- _Trecho selecionado_:
• • • • • • •

Uma velha tese historiográfica indicava que a decisão de construir Brasília, presente no imaginário político nacional desde a Inconfidência, foi acelerada como resposta aos acontecimentos que se sucederam ao suicídio de Getúlio.

Como se sabe, ao tomar conhecimento do martírio do presidente, para alguns o seu mais brilhante gesto político, multidões saíram às ruas do Rio de Janeiro numa explosão de dor e revolta, destruindo carros de polícia, invadindo e queimando sedes da UDN e de jornais antivarguistas.

Essa reação inesperada e massiva teria adiado por uma década o golpe conservador e antinacional e, ao mesmo tempo, convencido as elites conservadoras da necessidade de mudar a capital para o centro geográfico do país, isolando o poder a centenas de milhares de quilômetros das massas dos grandes centros urbanos.

O caráter do espaço urbano concebido por Lúcio Costa e Oscar Niemeyer, tem sido caracterizado, ao longo das ultimas seis décadas, como a cidade modernista por excelência e adjetivada como democrática ou autoritária segundo os diferentes pontos de vista, mas sempre com renovada paixão.

• • • • • • •

- _Registros fornecidos_:
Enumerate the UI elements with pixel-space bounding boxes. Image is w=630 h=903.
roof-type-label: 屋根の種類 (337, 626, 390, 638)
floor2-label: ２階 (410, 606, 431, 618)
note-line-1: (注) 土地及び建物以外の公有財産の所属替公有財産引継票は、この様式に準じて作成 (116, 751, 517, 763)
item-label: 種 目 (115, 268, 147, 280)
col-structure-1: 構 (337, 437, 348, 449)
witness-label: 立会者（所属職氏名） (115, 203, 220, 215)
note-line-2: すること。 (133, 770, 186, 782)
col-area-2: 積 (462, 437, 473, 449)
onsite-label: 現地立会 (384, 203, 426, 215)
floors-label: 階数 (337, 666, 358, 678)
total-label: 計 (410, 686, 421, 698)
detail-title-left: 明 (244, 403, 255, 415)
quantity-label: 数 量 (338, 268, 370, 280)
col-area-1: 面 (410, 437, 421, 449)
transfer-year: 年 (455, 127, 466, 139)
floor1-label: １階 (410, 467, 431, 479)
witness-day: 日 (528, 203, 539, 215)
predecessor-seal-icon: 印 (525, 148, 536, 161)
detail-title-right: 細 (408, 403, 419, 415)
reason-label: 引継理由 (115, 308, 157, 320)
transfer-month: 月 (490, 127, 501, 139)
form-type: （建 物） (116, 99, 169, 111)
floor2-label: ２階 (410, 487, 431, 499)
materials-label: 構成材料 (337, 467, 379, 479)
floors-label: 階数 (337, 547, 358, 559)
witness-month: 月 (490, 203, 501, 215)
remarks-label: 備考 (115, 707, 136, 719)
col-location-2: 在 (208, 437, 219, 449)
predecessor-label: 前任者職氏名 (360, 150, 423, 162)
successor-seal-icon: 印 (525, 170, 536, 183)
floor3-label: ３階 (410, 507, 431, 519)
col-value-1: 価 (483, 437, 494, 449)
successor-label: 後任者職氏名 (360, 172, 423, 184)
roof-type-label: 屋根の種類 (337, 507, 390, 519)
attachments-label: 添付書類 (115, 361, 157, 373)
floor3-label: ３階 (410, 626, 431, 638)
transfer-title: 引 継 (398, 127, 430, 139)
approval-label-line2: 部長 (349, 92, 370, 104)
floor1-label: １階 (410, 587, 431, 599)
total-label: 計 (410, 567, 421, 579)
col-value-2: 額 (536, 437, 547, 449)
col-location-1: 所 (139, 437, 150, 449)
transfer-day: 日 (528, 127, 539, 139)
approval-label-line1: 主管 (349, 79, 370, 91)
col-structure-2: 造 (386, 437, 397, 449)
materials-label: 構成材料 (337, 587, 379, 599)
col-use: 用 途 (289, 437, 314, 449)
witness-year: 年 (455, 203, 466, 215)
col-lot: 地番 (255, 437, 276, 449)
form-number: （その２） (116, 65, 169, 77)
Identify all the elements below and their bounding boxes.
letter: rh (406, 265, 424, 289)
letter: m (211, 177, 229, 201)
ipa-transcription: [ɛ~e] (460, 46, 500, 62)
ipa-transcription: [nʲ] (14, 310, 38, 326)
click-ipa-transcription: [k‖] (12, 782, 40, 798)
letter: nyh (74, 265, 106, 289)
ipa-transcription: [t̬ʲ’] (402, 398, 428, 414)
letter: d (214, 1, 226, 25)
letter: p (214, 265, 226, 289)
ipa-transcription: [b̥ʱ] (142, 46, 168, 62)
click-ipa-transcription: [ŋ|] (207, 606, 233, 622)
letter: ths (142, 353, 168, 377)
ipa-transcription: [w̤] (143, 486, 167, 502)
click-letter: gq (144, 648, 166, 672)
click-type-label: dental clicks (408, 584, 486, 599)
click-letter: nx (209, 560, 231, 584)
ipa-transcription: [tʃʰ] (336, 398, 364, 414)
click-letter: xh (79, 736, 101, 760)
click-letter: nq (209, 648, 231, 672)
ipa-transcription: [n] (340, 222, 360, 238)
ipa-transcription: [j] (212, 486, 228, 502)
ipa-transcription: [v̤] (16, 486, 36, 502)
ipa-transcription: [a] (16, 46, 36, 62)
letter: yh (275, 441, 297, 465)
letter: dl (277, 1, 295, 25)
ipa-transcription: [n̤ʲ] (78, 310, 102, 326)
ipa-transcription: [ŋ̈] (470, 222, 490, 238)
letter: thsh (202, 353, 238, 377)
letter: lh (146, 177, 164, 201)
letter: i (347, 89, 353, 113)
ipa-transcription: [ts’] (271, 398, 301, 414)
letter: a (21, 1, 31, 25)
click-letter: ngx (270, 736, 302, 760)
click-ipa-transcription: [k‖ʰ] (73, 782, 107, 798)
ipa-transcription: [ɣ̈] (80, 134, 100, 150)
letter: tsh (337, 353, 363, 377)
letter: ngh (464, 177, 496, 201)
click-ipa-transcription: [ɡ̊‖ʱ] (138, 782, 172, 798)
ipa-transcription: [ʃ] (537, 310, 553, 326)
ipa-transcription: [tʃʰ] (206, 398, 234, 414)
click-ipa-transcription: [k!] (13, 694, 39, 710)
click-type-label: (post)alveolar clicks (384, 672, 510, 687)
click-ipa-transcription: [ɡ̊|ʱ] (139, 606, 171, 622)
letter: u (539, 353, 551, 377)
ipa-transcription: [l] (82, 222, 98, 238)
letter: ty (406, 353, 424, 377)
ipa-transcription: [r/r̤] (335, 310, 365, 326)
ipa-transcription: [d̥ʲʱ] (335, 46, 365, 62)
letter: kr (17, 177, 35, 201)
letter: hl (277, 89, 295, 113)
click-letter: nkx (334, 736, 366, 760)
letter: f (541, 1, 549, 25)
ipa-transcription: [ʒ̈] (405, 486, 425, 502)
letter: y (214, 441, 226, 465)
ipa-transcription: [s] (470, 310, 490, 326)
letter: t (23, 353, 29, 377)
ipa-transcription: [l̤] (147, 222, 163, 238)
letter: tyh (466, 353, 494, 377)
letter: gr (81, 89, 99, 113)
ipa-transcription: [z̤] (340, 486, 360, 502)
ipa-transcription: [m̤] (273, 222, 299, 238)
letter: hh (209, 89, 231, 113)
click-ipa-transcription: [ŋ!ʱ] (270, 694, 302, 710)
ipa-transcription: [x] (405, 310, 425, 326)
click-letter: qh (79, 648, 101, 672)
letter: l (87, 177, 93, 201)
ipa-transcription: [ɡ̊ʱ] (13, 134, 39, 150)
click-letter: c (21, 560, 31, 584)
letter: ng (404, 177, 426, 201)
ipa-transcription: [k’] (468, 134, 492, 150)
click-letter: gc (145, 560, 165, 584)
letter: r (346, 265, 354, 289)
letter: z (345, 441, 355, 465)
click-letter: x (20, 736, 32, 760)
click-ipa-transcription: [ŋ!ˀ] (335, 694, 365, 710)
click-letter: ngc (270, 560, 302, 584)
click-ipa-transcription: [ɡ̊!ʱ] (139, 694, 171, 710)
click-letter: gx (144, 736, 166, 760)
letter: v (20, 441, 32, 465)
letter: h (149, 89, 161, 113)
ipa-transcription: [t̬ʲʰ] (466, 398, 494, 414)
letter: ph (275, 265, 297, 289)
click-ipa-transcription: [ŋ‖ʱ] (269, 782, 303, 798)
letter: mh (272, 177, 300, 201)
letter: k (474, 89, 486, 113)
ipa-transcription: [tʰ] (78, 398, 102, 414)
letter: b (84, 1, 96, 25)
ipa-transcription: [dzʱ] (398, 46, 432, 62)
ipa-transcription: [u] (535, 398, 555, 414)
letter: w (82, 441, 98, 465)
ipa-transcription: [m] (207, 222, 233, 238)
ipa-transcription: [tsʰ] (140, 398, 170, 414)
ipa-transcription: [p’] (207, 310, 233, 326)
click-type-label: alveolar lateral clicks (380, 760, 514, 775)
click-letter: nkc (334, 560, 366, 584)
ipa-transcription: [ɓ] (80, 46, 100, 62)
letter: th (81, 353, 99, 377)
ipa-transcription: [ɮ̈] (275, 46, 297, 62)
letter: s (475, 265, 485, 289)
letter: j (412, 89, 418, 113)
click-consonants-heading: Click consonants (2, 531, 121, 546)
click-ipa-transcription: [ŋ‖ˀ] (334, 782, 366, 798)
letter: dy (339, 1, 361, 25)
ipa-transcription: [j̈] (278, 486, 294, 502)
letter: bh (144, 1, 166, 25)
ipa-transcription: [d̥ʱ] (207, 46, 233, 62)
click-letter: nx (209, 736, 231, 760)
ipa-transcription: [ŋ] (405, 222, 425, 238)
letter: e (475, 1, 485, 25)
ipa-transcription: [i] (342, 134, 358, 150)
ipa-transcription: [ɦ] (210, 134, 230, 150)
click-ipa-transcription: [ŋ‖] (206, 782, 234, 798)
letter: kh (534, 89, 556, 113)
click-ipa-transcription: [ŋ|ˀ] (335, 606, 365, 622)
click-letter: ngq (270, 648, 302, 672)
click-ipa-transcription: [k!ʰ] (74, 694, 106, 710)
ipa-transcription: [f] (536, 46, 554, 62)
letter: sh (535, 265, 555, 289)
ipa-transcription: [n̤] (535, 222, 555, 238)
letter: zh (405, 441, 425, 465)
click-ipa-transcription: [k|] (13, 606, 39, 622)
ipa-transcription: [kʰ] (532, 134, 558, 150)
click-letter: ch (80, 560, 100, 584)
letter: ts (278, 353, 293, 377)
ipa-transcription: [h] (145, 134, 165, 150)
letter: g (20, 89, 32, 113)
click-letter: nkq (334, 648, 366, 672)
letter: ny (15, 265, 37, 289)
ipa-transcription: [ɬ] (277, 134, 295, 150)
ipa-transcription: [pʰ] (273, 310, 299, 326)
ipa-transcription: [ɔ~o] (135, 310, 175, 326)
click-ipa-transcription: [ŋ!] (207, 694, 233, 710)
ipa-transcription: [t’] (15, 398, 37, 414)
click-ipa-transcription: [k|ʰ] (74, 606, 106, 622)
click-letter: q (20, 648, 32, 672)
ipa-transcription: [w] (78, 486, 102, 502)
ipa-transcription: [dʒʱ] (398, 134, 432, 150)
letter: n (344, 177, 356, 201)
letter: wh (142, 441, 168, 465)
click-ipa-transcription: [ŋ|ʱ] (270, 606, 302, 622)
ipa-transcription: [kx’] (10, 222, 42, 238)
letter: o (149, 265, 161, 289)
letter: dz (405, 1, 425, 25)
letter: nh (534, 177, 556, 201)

• • • • • • •

- _Tarefa proposta A_:
Responda com base no trecho sobre Brasília:
(i) Desde quando a ideia de construir Brasília estava presente no imaginário político nacional?
(ii) Em que cidade as multidões saíram às ruas ao saber da morte do presidente?
(iii) Quem concebeu o espaço urbano de Brasília?
- _Tarefa proposta B_:
Segundo a velha tese citada no trecho sobre Brasília, por que as elites conservadoras teriam se convencido da necessidade de levar a capital para o centro geográfico do país?
- _Tarefa proposta C_:
Prossiga o trecho sobre Brasília a partir do ponto em que ele termina.
Os registros não têm nenhum papel nesta atividade.

- _Resposta da tarefa A_:
(i) Desde a Inconfidência.
(ii) No Rio de Janeiro.
(iii) Lúcio Costa e Oscar Niemeyer.

- _Resposta da tarefa B_:
A reação inesperada e massiva das multidões ao suicídio de Getúlio teria mostrado a essas elites o perigo das massas urbanas. A mudança da capital isolaria o poder, afastando-o das massas dos grandes centros urbanos.

- _Resposta da tarefa C_:
Um famoso historiador de arquitetura chegou a considerar o Golpe Militar de 1964 como a comprovação factual da natureza inerentemente autoritária de Brasília e de seu centro cívico.

As 40 mil pessoas que ocupavam, no sentido pleno e forte do termo, a Praça dos Três Poderes, e as cerca de 300 mil que coloriam de vermelho toda a extensão da Esplanada dos Ministérios, impõem uma reavaliação tanto daquela hipótese inicial como deste juízo

Se o Eixo Monumental não é ocupado com a regularidade da Avenida Paulista ou da Cinelândia, há momentos em que aquela refinada articulação de espaços internos e externos se reafirma como uma das mais potentes materializações do pouco conhecido e muito maltratado conceito da monumentalidade democrática, formulado no início dos anos 1940 sob o nome de Nova Monumentalidade.

Nova, exatamente por que se propunha em oposição à monumentalidade dos espaços nazifascistas, com seus edifícios e espaços públicos cuja escala agigantada enfatizava a dimensão do Estado e a pequenez do indivíduo.

Democrática, porque para seus formuladores a monumentalidade moderna, se concretizaria no processo de identificação “do homem da rua”, do homem comum, com os novos edifícios e espaços e com os valores históricos e sociais que eles representavam.

Nessa perspectiva, Brasília é a capital da nova monumentalidade. Não porque tenha concretizado a utopia da sociedade em que ministros e candangos morariam na mesma superquadra, o que obviamente não ocorreu.

Mas porque alguns de seus traços identificadores (o formato de avião do Plano Piloto, o perfil do Congresso ou a linha ao mesmo tempo singela e refinada das colunas da Alvorada) se tornaram símbolos reconhecidos e assumidos como seus por uma parcela extraordinária da população brasileira, de todas as classes sociais.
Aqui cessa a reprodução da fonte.